# TASK REQUIREMENTS:
Every record below should be written out exactly; pictures stay out.

::::::::

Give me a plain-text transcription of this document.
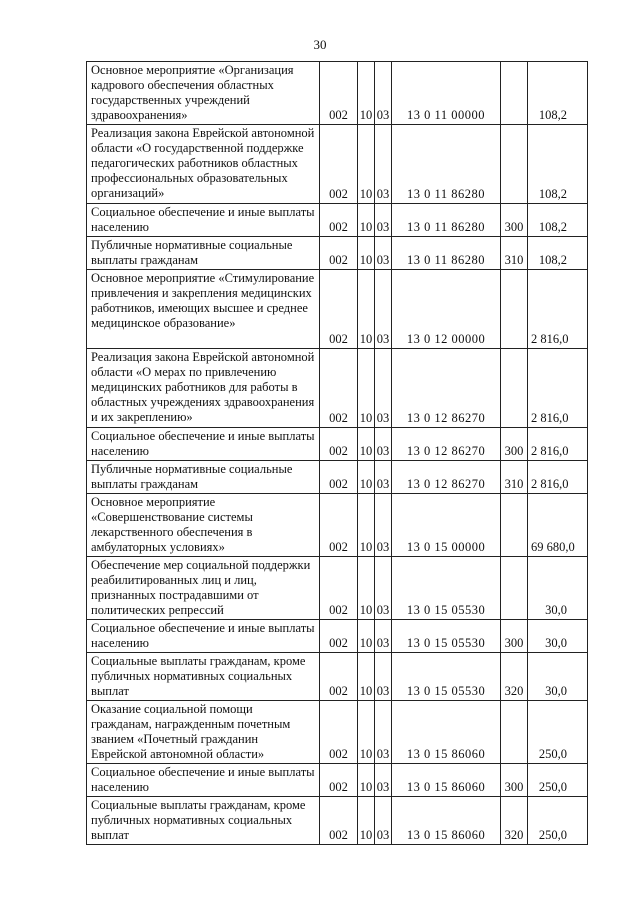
30
Основное мероприятие «Организация кадрового обеспечения областных государственных учреждений здравоохранения»	002	10	03	13 0 11 00000		108,2
Реализация закона Еврейской автономной области «О государственной поддержке педагогических работников областных профессиональных образовательных организаций»	002	10	03	13 0 11 86280		108,2
Социальное обеспечение и иные выплаты населению	002	10	03	13 0 11 86280	300	108,2
Публичные нормативные социальные выплаты гражданам	002	10	03	13 0 11 86280	310	108,2
Основное мероприятие «Стимулирование привлечения и закрепления медицинских работников, имеющих высшее и среднее медицинское образование»	002	10	03	13 0 12 00000		2 816,0
Реализация закона Еврейской автономной области «О мерах по привлечению медицинских работников для работы в областных учреждениях здравоохранения и их закреплению»	002	10	03	13 0 12 86270		2 816,0
Социальное обеспечение и иные выплаты населению	002	10	03	13 0 12 86270	300	2 816,0
Публичные нормативные социальные выплаты гражданам	002	10	03	13 0 12 86270	310	2 816,0
Основное мероприятие «Совершенствование системы лекарственного обеспечения в амбулаторных условиях»	002	10	03	13 0 15 00000		69 680,0
Обеспечение мер социальной поддержки реабилитированных лиц и лиц, признанных пострадавшими от политических репрессий	002	10	03	13 0 15 05530		30,0
Социальное обеспечение и иные выплаты населению	002	10	03	13 0 15 05530	300	30,0
Социальные выплаты гражданам, кроме публичных нормативных социальных выплат	002	10	03	13 0 15 05530	320	30,0
Оказание социальной помощи гражданам, награжденным почетным званием «Почетный гражданин Еврейской автономной области»	002	10	03	13 0 15 86060		250,0
Социальное обеспечение и иные выплаты населению	002	10	03	13 0 15 86060	300	250,0
Социальные выплаты гражданам, кроме публичных нормативных социальных выплат	002	10	03	13 0 15 86060	320	250,0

::::::::

# REPLY:
Give me a plain-text transcription of this document.
30
Основное мероприятие «Организация кадрового обеспечения областных государственных учреждений здравоохранения»	002	10	03	13 0 11 00000		108,2
Реализация закона Еврейской автономной области «О государственной поддержке педагогических работников областных профессиональных образовательных организаций»	002	10	03	13 0 11 86280		108,2
Социальное обеспечение и иные выплаты населению	002	10	03	13 0 11 86280	300	108,2
Публичные нормативные социальные выплаты гражданам	002	10	03	13 0 11 86280	310	108,2
Основное мероприятие «Стимулирование привлечения и закрепления медицинских работников, имеющих высшее и среднее медицинское образование»	002	10	03	13 0 12 00000		2 816,0
Реализация закона Еврейской автономной области «О мерах по привлечению медицинских работников для работы в областных учреждениях здравоохранения и их закреплению»	002	10	03	13 0 12 86270		2 816,0
Социальное обеспечение и иные выплаты населению	002	10	03	13 0 12 86270	300	2 816,0
Публичные нормативные социальные выплаты гражданам	002	10	03	13 0 12 86270	310	2 816,0
Основное мероприятие «Совершенствование системы лекарственного обеспечения в амбулаторных условиях»	002	10	03	13 0 15 00000		69 680,0
Обеспечение мер социальной поддержки реабилитированных лиц и лиц, признанных пострадавшими от политических репрессий	002	10	03	13 0 15 05530		30,0
Социальное обеспечение и иные выплаты населению	002	10	03	13 0 15 05530	300	30,0
Социальные выплаты гражданам, кроме публичных нормативных социальных выплат	002	10	03	13 0 15 05530	320	30,0
Оказание социальной помощи гражданам, награжденным почетным званием «Почетный гражданин Еврейской автономной области»	002	10	03	13 0 15 86060		250,0
Социальное обеспечение и иные выплаты населению	002	10	03	13 0 15 86060	300	250,0
Социальные выплаты гражданам, кроме публичных нормативных социальных выплат	002	10	03	13 0 15 86060	320	250,0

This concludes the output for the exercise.